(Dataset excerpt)

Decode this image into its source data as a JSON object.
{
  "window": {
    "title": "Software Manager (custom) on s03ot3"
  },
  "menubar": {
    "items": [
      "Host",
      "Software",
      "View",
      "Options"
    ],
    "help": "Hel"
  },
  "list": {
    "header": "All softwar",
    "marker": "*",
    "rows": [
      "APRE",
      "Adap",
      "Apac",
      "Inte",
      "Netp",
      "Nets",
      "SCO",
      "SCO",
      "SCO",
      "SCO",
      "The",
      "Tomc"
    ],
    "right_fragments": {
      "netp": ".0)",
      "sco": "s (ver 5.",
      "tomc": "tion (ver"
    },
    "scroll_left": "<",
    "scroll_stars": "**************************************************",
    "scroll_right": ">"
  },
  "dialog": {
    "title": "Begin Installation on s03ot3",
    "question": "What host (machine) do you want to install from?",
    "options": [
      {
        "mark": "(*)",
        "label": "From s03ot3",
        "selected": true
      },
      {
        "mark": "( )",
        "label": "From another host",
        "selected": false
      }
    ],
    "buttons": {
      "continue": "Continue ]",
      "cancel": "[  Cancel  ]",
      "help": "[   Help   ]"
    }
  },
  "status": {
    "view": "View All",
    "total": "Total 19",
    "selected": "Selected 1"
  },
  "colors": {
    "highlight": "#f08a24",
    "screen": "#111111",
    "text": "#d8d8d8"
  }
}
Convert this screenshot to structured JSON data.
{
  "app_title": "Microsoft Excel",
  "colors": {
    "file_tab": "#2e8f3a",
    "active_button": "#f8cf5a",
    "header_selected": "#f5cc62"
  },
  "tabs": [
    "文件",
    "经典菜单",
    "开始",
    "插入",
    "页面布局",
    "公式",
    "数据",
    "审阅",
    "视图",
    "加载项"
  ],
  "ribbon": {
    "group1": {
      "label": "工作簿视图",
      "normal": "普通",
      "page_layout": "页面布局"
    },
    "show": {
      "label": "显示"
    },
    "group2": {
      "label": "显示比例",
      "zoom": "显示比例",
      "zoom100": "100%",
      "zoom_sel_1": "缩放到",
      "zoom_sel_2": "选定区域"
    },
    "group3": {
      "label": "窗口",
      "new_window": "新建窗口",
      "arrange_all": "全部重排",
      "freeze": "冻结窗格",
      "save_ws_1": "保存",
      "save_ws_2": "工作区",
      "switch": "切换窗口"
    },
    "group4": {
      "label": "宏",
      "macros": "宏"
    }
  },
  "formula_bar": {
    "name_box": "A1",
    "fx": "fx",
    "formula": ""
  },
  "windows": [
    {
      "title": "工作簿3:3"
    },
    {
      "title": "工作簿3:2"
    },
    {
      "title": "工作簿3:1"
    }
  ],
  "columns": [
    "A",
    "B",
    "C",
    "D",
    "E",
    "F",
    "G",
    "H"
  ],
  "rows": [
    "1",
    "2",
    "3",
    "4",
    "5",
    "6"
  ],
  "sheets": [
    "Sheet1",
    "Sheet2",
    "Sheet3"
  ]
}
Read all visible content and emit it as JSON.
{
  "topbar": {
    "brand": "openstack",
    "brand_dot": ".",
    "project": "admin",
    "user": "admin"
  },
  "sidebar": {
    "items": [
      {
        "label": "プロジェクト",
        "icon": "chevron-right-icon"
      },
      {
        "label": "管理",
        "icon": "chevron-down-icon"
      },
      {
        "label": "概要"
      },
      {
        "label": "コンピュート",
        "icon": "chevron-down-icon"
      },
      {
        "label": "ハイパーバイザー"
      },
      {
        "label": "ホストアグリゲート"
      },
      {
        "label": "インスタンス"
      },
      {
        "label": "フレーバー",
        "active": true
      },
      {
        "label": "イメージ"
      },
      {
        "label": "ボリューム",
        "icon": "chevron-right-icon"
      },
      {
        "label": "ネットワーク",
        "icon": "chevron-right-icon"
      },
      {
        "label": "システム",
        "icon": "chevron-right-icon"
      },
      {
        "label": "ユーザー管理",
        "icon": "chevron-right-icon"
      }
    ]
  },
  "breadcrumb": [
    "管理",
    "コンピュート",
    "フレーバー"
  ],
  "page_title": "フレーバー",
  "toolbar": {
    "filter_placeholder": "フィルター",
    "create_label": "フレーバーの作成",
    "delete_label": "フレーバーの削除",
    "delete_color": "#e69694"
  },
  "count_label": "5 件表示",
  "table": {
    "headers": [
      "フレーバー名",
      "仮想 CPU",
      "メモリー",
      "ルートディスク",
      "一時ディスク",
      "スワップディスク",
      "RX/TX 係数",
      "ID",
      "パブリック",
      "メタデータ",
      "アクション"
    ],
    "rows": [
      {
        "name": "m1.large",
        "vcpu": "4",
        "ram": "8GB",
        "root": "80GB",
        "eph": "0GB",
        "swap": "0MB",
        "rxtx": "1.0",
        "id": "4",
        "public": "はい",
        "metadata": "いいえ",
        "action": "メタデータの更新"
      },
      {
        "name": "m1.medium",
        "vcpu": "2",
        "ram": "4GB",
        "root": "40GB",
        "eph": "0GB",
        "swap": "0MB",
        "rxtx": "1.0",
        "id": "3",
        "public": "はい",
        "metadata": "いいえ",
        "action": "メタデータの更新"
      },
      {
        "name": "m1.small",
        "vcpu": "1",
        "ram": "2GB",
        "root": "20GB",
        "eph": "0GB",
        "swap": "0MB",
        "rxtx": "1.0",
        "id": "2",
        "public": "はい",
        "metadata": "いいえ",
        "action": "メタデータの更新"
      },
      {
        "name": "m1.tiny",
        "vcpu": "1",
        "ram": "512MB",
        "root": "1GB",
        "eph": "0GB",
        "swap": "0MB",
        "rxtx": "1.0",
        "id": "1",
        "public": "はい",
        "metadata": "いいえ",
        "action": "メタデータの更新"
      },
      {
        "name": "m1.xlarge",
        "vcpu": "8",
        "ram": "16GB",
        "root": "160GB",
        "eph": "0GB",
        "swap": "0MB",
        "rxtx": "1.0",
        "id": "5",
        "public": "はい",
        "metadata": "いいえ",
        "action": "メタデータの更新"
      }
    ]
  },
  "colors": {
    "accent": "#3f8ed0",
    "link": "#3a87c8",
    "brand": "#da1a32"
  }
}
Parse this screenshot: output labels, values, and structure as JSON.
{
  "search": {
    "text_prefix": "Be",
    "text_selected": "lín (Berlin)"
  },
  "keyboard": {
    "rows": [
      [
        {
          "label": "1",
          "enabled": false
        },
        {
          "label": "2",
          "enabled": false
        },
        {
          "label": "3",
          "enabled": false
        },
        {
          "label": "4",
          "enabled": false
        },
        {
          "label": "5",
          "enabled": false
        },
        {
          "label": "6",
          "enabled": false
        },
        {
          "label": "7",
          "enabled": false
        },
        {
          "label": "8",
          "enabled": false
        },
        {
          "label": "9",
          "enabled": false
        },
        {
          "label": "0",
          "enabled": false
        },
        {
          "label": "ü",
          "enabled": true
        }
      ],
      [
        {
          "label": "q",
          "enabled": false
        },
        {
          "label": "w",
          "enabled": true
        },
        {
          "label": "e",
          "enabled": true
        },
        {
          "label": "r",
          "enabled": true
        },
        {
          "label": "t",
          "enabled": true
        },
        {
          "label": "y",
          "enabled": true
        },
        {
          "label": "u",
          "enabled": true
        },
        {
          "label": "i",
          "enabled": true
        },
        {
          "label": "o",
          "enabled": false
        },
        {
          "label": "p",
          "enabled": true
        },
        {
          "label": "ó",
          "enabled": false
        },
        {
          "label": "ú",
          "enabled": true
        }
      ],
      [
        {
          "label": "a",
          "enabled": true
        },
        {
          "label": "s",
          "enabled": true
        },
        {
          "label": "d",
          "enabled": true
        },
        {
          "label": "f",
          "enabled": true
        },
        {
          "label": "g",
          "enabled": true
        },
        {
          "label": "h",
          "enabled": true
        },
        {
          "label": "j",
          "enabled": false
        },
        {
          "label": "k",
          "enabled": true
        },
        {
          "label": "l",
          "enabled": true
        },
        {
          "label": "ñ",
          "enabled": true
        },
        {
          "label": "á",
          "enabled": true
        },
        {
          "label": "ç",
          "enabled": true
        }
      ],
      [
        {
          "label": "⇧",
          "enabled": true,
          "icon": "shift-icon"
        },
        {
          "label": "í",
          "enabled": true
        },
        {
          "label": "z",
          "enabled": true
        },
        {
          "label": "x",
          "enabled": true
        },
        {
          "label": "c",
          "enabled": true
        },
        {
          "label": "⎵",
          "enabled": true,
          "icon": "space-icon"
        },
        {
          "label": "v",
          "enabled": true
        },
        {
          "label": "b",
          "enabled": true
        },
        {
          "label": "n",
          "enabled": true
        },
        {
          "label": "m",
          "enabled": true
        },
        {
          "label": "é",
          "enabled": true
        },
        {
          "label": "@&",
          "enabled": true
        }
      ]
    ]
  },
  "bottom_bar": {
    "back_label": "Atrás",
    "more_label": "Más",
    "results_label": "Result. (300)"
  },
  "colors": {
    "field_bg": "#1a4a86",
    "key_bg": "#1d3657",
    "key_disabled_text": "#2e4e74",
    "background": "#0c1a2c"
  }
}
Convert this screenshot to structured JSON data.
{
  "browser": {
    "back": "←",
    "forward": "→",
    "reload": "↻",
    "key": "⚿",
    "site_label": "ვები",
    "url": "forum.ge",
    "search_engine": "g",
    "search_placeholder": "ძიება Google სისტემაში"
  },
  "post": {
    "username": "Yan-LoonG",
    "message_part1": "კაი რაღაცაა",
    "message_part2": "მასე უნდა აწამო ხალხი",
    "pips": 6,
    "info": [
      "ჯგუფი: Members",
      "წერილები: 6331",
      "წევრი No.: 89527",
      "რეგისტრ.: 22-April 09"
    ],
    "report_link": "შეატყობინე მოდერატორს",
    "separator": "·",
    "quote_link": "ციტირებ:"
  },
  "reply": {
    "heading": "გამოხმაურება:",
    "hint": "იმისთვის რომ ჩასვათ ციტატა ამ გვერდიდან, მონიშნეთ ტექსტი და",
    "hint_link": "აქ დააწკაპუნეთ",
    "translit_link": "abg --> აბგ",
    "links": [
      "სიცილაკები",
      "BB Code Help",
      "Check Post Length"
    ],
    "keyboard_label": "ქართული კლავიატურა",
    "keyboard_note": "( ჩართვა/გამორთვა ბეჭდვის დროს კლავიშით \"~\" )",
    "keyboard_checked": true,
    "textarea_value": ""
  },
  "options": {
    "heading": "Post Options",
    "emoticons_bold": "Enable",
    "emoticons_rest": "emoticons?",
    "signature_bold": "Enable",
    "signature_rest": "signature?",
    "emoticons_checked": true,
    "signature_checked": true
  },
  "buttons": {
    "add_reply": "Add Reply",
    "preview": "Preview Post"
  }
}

-- Given task --
Report every line containing the word "heading" from the listing above.

-- Answer to this task --
    "heading": "გამოხმაურება:",
    "heading": "Post Options",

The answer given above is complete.